__Short task__.
Reproduce the records below exactly, leaving out any pictures.

__Dataset__.
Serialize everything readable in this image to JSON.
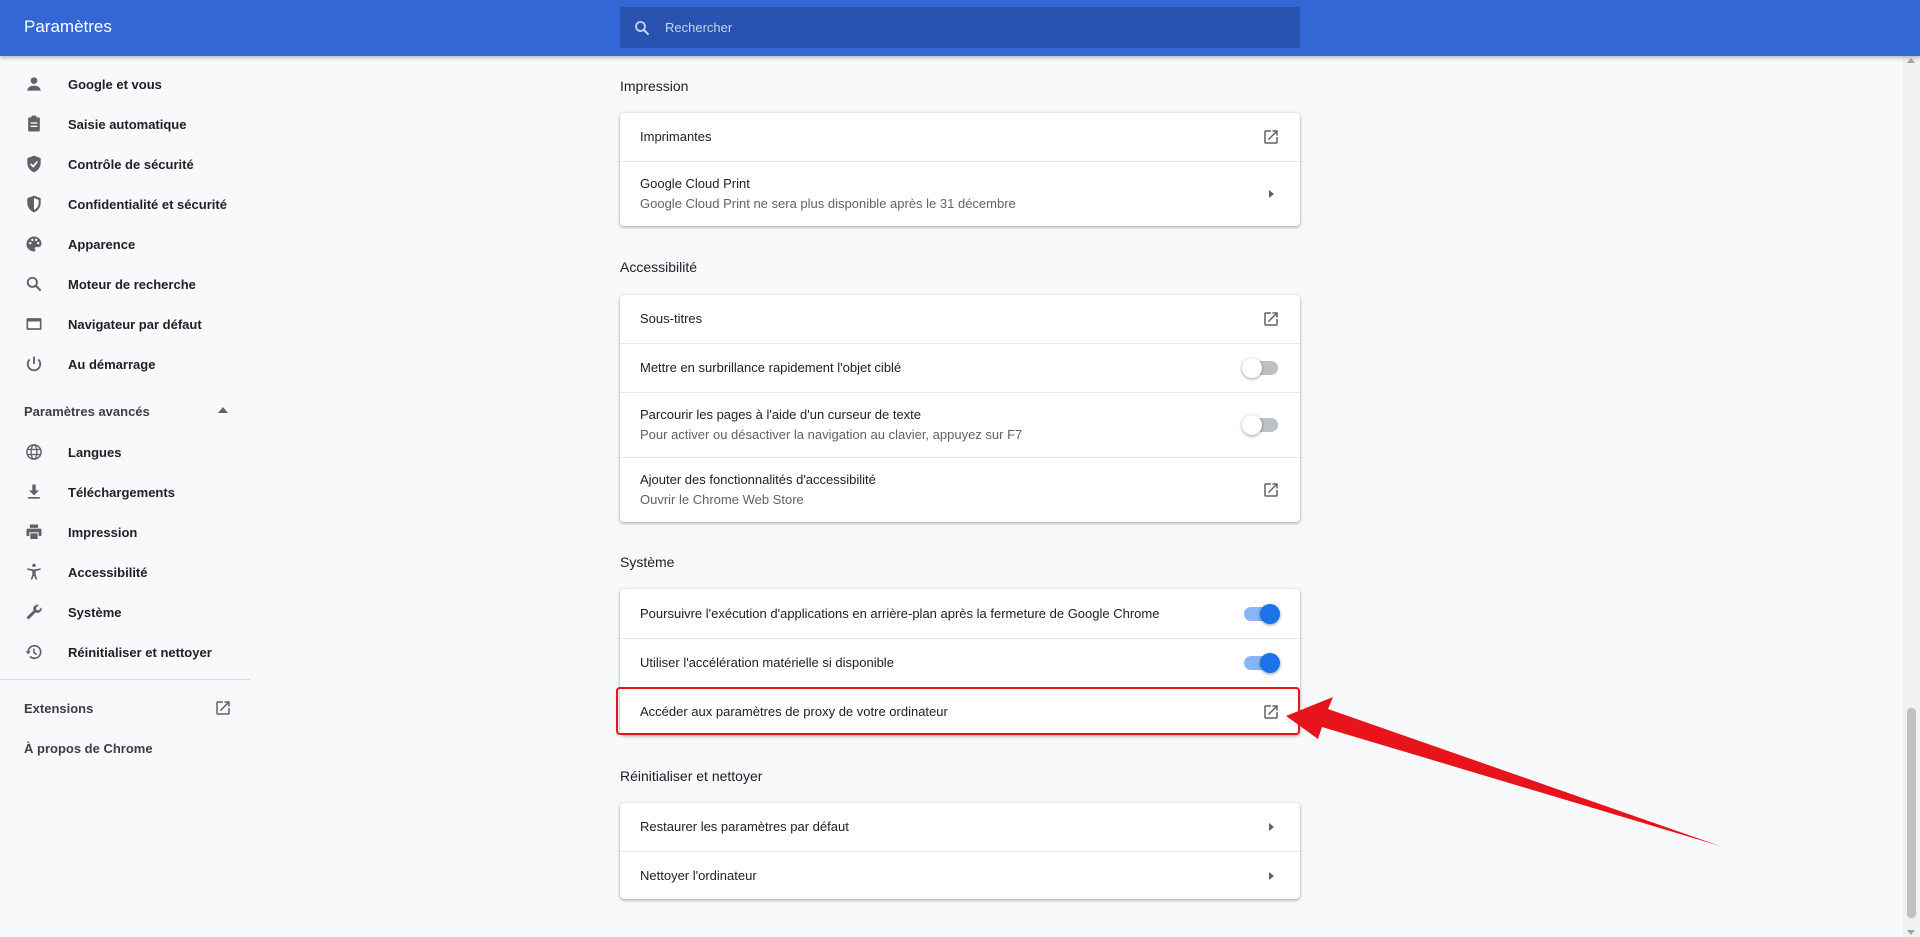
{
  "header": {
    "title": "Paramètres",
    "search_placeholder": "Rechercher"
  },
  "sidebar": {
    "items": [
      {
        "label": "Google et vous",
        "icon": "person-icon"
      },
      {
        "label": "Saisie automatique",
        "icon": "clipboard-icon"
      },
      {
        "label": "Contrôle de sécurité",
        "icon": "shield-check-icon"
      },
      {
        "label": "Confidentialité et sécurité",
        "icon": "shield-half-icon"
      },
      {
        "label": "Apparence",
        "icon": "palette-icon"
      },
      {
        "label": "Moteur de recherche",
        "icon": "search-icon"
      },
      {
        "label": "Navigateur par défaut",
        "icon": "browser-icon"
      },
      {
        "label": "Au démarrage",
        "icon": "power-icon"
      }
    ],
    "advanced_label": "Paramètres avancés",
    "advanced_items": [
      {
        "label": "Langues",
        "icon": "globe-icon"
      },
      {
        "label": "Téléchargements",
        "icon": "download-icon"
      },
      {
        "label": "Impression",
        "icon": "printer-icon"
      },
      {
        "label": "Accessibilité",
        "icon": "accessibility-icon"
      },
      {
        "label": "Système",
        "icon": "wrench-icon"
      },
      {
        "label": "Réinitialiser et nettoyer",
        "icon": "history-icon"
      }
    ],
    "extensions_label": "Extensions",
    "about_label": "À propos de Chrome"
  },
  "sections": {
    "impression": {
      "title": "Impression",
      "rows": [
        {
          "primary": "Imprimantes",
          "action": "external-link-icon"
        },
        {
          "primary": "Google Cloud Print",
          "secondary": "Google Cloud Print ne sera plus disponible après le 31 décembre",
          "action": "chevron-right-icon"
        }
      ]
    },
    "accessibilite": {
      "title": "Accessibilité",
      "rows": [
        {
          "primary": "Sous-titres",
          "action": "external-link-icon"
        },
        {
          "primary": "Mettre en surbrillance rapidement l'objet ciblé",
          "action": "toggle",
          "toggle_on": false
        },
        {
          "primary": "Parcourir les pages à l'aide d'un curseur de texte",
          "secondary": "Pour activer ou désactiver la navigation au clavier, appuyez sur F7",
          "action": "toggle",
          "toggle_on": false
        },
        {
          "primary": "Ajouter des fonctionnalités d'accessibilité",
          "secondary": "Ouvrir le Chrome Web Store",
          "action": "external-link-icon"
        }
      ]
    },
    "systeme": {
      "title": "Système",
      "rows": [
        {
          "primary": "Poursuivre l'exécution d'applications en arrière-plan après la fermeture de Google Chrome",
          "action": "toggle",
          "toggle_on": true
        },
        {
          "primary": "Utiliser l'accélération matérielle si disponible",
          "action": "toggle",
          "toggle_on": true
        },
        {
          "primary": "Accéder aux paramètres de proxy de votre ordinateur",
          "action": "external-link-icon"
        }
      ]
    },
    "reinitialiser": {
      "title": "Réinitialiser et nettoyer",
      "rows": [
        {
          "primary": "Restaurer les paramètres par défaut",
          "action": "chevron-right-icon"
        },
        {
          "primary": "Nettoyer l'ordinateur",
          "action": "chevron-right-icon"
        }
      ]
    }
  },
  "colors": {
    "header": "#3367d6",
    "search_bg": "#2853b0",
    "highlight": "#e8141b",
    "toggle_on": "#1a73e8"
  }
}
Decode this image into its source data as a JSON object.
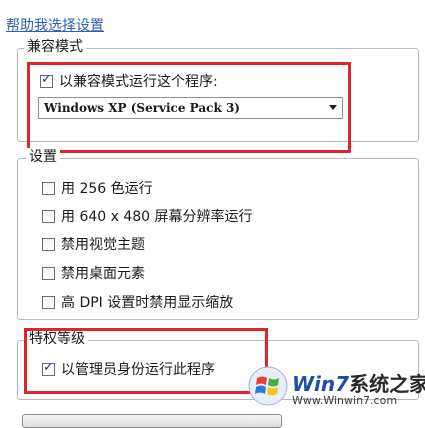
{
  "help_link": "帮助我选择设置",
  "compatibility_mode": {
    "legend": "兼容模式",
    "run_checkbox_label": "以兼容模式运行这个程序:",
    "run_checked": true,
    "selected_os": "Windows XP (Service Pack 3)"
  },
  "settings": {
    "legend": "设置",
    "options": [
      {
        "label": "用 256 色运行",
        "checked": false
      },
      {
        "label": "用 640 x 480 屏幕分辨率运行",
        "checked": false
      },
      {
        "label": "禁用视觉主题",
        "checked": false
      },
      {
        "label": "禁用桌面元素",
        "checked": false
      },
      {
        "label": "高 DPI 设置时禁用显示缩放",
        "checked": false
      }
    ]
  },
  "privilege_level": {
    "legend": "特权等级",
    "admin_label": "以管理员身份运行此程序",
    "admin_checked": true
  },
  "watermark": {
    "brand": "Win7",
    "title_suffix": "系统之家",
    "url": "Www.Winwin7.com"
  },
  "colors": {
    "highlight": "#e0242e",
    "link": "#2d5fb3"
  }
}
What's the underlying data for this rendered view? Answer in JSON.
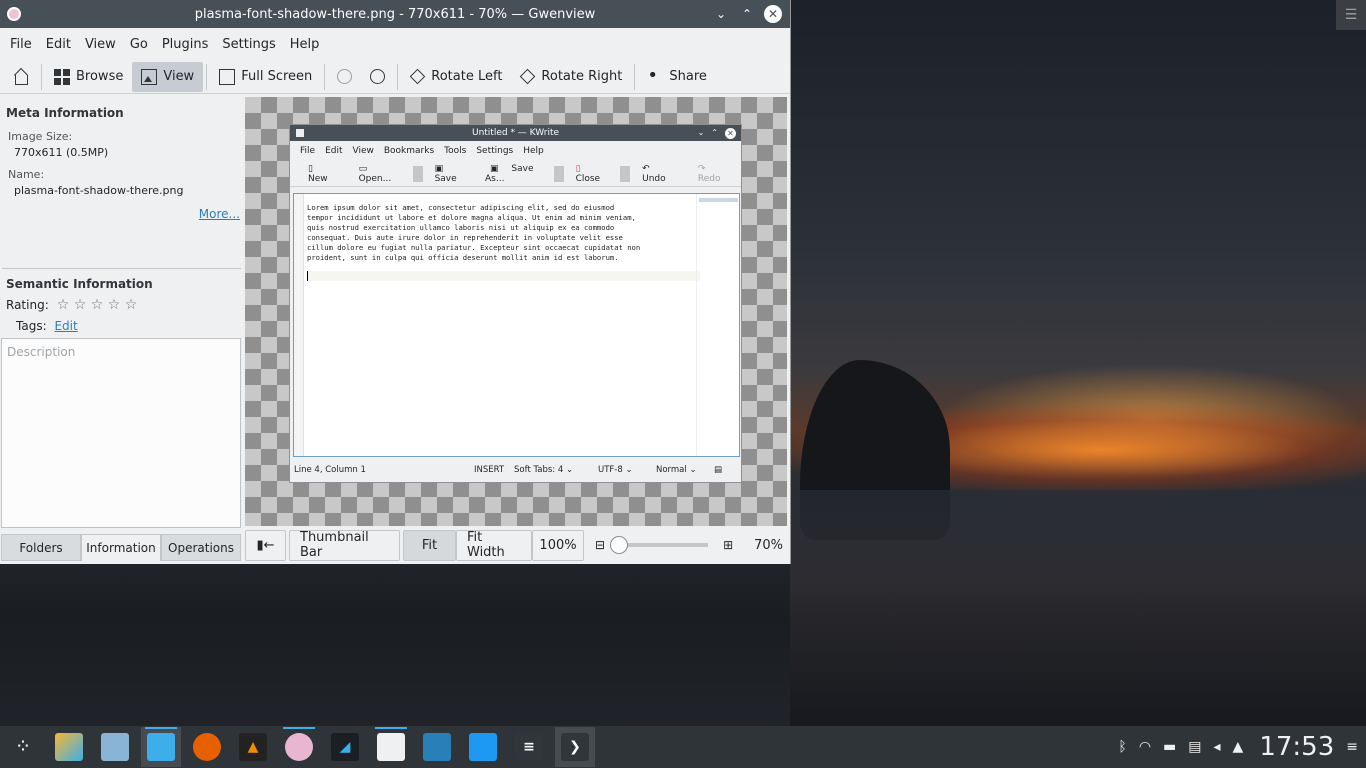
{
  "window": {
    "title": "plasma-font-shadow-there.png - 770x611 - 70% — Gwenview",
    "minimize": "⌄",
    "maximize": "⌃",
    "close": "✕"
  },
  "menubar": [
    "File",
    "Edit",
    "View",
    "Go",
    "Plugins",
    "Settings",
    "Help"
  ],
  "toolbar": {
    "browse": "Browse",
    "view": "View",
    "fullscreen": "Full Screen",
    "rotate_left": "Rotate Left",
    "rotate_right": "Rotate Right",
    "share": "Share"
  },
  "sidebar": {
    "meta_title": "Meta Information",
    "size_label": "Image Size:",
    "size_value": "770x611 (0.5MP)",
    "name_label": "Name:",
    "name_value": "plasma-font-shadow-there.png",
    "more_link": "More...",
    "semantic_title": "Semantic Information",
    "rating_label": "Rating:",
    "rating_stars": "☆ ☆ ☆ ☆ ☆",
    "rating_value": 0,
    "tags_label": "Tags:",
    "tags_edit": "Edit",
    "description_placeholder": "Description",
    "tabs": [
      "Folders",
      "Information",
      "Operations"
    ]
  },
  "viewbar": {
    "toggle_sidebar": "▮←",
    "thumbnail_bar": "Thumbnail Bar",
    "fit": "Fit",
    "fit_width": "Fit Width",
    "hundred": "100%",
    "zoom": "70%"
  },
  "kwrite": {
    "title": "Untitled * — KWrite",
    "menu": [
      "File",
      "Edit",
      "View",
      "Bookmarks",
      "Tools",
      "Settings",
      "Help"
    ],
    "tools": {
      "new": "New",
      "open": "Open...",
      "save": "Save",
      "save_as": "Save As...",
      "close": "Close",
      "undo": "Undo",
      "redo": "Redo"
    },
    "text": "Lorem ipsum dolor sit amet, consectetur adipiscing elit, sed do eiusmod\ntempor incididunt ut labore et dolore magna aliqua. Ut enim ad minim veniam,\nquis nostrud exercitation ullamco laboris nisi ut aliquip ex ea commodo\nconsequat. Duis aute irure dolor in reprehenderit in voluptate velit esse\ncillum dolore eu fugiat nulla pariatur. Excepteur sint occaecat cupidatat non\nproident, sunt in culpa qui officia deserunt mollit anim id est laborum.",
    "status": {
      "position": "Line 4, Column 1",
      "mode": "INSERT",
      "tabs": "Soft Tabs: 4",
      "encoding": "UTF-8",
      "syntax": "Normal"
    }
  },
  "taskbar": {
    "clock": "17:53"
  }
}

__Complete answer__.
Serialize everything readable in this image to JSON.
{
  "header": {
    "title": "Paramètres",
    "search_placeholder": "Rechercher"
  },
  "sidebar": {
    "items": [
      {
        "label": "Google et vous",
        "icon": "person-icon"
      },
      {
        "label": "Saisie automatique",
        "icon": "clipboard-icon"
      },
      {
        "label": "Contrôle de sécurité",
        "icon": "shield-check-icon"
      },
      {
        "label": "Confidentialité et sécurité",
        "icon": "shield-half-icon"
      },
      {
        "label": "Apparence",
        "icon": "palette-icon"
      },
      {
        "label": "Moteur de recherche",
        "icon": "search-icon"
      },
      {
        "label": "Navigateur par défaut",
        "icon": "browser-icon"
      },
      {
        "label": "Au démarrage",
        "icon": "power-icon"
      }
    ],
    "advanced_label": "Paramètres avancés",
    "advanced_items": [
      {
        "label": "Langues",
        "icon": "globe-icon"
      },
      {
        "label": "Téléchargements",
        "icon": "download-icon"
      },
      {
        "label": "Impression",
        "icon": "printer-icon"
      },
      {
        "label": "Accessibilité",
        "icon": "accessibility-icon"
      },
      {
        "label": "Système",
        "icon": "wrench-icon"
      },
      {
        "label": "Réinitialiser et nettoyer",
        "icon": "history-icon"
      }
    ],
    "extensions_label": "Extensions",
    "about_label": "À propos de Chrome"
  },
  "sections": {
    "impression": {
      "title": "Impression",
      "rows": [
        {
          "primary": "Imprimantes",
          "action": "external-link-icon"
        },
        {
          "primary": "Google Cloud Print",
          "secondary": "Google Cloud Print ne sera plus disponible après le 31 décembre",
          "action": "chevron-right-icon"
        }
      ]
    },
    "accessibilite": {
      "title": "Accessibilité",
      "rows": [
        {
          "primary": "Sous-titres",
          "action": "external-link-icon"
        },
        {
          "primary": "Mettre en surbrillance rapidement l'objet ciblé",
          "action": "toggle",
          "toggle_on": false
        },
        {
          "primary": "Parcourir les pages à l'aide d'un curseur de texte",
          "secondary": "Pour activer ou désactiver la navigation au clavier, appuyez sur F7",
          "action": "toggle",
          "toggle_on": false
        },
        {
          "primary": "Ajouter des fonctionnalités d'accessibilité",
          "secondary": "Ouvrir le Chrome Web Store",
          "action": "external-link-icon"
        }
      ]
    },
    "systeme": {
      "title": "Système",
      "rows": [
        {
          "primary": "Poursuivre l'exécution d'applications en arrière-plan après la fermeture de Google Chrome",
          "action": "toggle",
          "toggle_on": true
        },
        {
          "primary": "Utiliser l'accélération matérielle si disponible",
          "action": "toggle",
          "toggle_on": true
        },
        {
          "primary": "Accéder aux paramètres de proxy de votre ordinateur",
          "action": "external-link-icon"
        }
      ]
    },
    "reinitialiser": {
      "title": "Réinitialiser et nettoyer",
      "rows": [
        {
          "primary": "Restaurer les paramètres par défaut",
          "action": "chevron-right-icon"
        },
        {
          "primary": "Nettoyer l'ordinateur",
          "action": "chevron-right-icon"
        }
      ]
    }
  },
  "colors": {
    "header": "#3367d6",
    "search_bg": "#2853b0",
    "highlight": "#e8141b",
    "toggle_on": "#1a73e8"
  }
}
Decode this image into its source data as a JSON object.
{
  "help_link": "帮助我选择设置",
  "compatibility_mode": {
    "legend": "兼容模式",
    "run_checkbox_label": "以兼容模式运行这个程序:",
    "run_checked": true,
    "selected_os": "Windows XP (Service Pack 3)"
  },
  "settings": {
    "legend": "设置",
    "options": [
      {
        "label": "用 256 色运行",
        "checked": false
      },
      {
        "label": "用 640 x 480 屏幕分辨率运行",
        "checked": false
      },
      {
        "label": "禁用视觉主题",
        "checked": false
      },
      {
        "label": "禁用桌面元素",
        "checked": false
      },
      {
        "label": "高 DPI 设置时禁用显示缩放",
        "checked": false
      }
    ]
  },
  "privilege_level": {
    "legend": "特权等级",
    "admin_label": "以管理员身份运行此程序",
    "admin_checked": true
  },
  "watermark": {
    "brand": "Win7",
    "title_suffix": "系统之家",
    "url": "Www.Winwin7.com"
  },
  "colors": {
    "highlight": "#e0242e",
    "link": "#2d5fb3"
  }
}
What's the underlying data for this rendered view? Answer in JSON.
{
  "window": {
    "title": "plasma-font-shadow-there.png - 770x611 - 70% — Gwenview",
    "minimize": "⌄",
    "maximize": "⌃",
    "close": "✕"
  },
  "menubar": [
    "File",
    "Edit",
    "View",
    "Go",
    "Plugins",
    "Settings",
    "Help"
  ],
  "toolbar": {
    "browse": "Browse",
    "view": "View",
    "fullscreen": "Full Screen",
    "rotate_left": "Rotate Left",
    "rotate_right": "Rotate Right",
    "share": "Share"
  },
  "sidebar": {
    "meta_title": "Meta Information",
    "size_label": "Image Size:",
    "size_value": "770x611 (0.5MP)",
    "name_label": "Name:",
    "name_value": "plasma-font-shadow-there.png",
    "more_link": "More...",
    "semantic_title": "Semantic Information",
    "rating_label": "Rating:",
    "rating_stars": "☆ ☆ ☆ ☆ ☆",
    "rating_value": 0,
    "tags_label": "Tags:",
    "tags_edit": "Edit",
    "description_placeholder": "Description",
    "tabs": [
      "Folders",
      "Information",
      "Operations"
    ]
  },
  "viewbar": {
    "toggle_sidebar": "▮←",
    "thumbnail_bar": "Thumbnail Bar",
    "fit": "Fit",
    "fit_width": "Fit Width",
    "hundred": "100%",
    "zoom": "70%"
  },
  "kwrite": {
    "title": "Untitled * — KWrite",
    "menu": [
      "File",
      "Edit",
      "View",
      "Bookmarks",
      "Tools",
      "Settings",
      "Help"
    ],
    "tools": {
      "new": "New",
      "open": "Open...",
      "save": "Save",
      "save_as": "Save As...",
      "close": "Close",
      "undo": "Undo",
      "redo": "Redo"
    },
    "text": "Lorem ipsum dolor sit amet, consectetur adipiscing elit, sed do eiusmod\ntempor incididunt ut labore et dolore magna aliqua. Ut enim ad minim veniam,\nquis nostrud exercitation ullamco laboris nisi ut aliquip ex ea commodo\nconsequat. Duis aute irure dolor in reprehenderit in voluptate velit esse\ncillum dolore eu fugiat nulla pariatur. Excepteur sint occaecat cupidatat non\nproident, sunt in culpa qui officia deserunt mollit anim id est laborum.",
    "status": {
      "position": "Line 4, Column 1",
      "mode": "INSERT",
      "tabs": "Soft Tabs: 4",
      "encoding": "UTF-8",
      "syntax": "Normal"
    }
  },
  "taskbar": {
    "clock": "17:53"
  }
}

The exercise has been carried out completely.